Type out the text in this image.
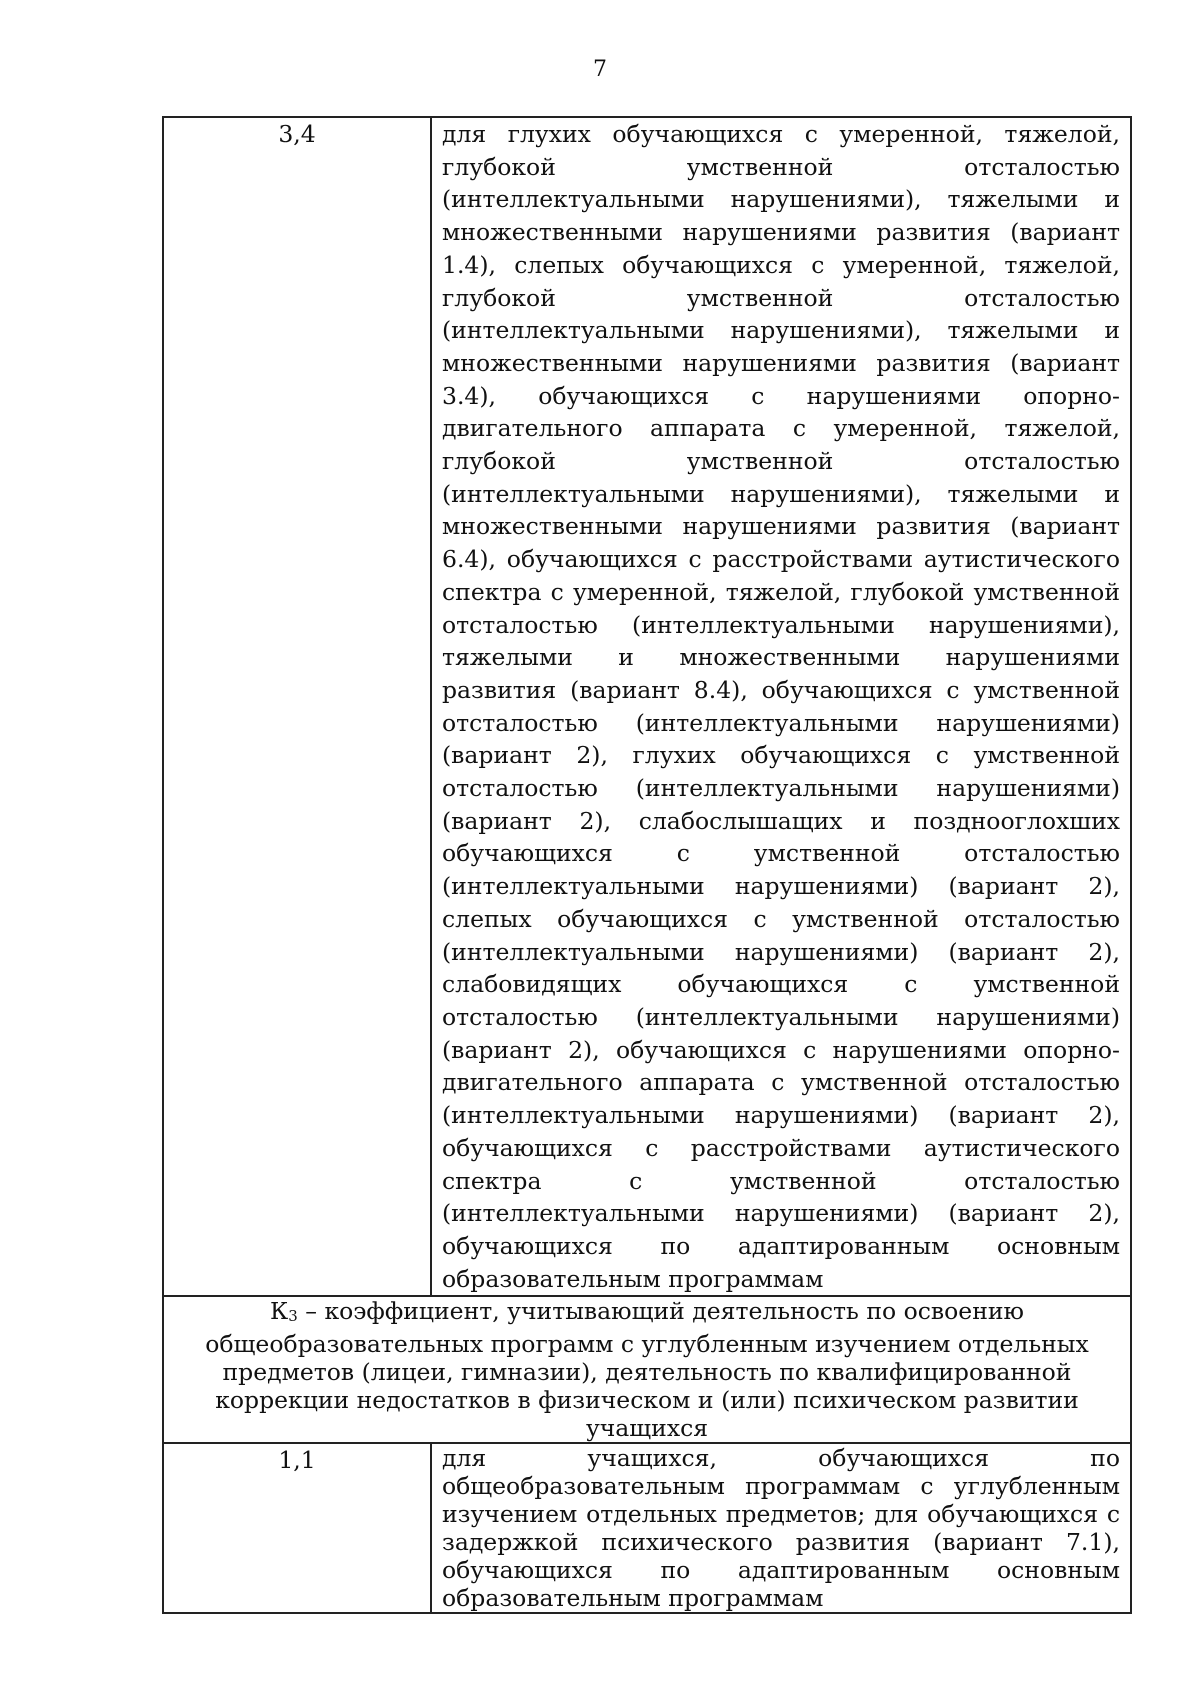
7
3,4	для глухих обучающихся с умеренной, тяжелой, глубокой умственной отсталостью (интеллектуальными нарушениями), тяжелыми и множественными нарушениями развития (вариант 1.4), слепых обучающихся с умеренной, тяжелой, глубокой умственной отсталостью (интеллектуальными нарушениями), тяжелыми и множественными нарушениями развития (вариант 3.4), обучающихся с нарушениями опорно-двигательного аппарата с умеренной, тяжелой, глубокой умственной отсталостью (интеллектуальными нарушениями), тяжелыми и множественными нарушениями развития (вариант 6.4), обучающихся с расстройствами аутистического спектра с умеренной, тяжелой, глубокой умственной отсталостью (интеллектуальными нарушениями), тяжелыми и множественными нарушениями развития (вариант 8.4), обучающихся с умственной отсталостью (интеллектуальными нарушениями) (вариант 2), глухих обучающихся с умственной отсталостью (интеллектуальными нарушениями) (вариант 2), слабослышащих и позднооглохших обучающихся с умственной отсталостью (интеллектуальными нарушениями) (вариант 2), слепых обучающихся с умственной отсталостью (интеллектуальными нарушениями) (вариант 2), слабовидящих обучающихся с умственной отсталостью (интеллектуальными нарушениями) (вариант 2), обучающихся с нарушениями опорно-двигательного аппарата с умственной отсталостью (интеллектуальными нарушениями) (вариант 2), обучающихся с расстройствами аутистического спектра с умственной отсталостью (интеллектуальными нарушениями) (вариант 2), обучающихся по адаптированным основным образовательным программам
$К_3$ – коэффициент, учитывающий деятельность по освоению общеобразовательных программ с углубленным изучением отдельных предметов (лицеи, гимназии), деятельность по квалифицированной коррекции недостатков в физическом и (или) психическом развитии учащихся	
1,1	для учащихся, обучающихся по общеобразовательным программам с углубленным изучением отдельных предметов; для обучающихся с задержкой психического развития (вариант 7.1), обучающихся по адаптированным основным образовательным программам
________________________
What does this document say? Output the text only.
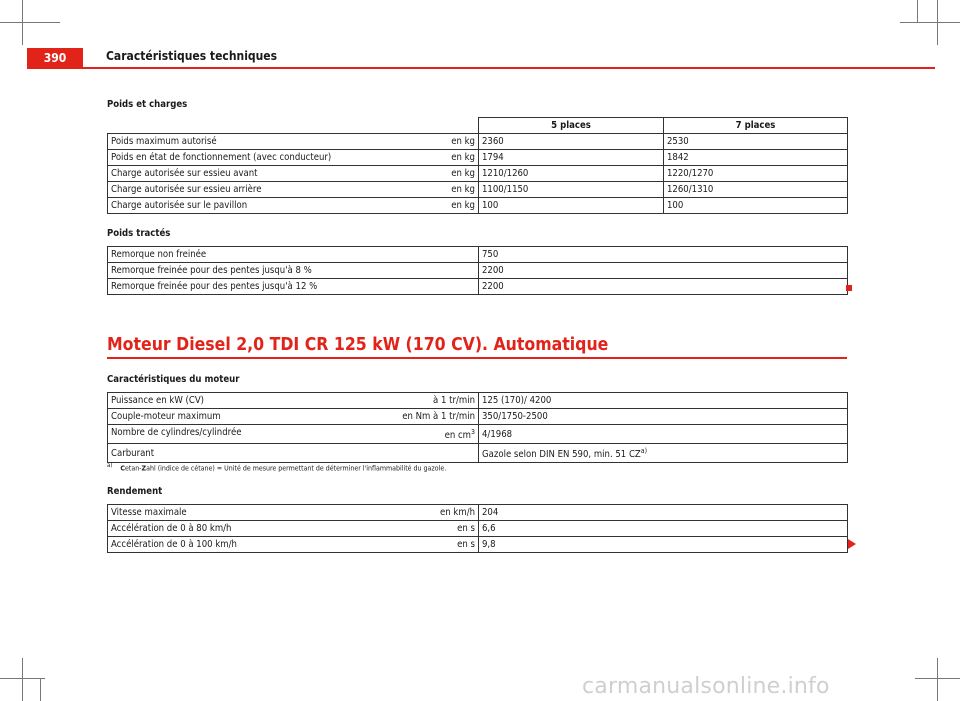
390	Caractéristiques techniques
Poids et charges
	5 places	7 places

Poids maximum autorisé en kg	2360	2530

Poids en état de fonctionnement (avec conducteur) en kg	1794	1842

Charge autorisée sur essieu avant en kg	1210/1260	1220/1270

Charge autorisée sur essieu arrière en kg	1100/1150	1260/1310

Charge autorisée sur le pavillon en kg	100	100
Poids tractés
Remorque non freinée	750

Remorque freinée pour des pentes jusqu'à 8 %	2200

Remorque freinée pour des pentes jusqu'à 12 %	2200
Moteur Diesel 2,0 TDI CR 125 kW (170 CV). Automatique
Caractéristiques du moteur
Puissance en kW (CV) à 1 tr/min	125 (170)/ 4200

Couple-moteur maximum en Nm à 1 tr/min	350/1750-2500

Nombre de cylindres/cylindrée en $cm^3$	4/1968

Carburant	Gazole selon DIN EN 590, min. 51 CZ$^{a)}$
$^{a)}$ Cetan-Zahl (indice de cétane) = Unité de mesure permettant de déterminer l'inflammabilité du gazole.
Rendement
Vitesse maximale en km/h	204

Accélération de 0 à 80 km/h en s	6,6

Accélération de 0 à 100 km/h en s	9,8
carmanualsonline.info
________________________
§ **Problem to solve**: Out of the material above, select every line that holds the string "Caractéristiques".

§ **Exercise response**:
390	Caractéristiques techniques
Caractéristiques du moteur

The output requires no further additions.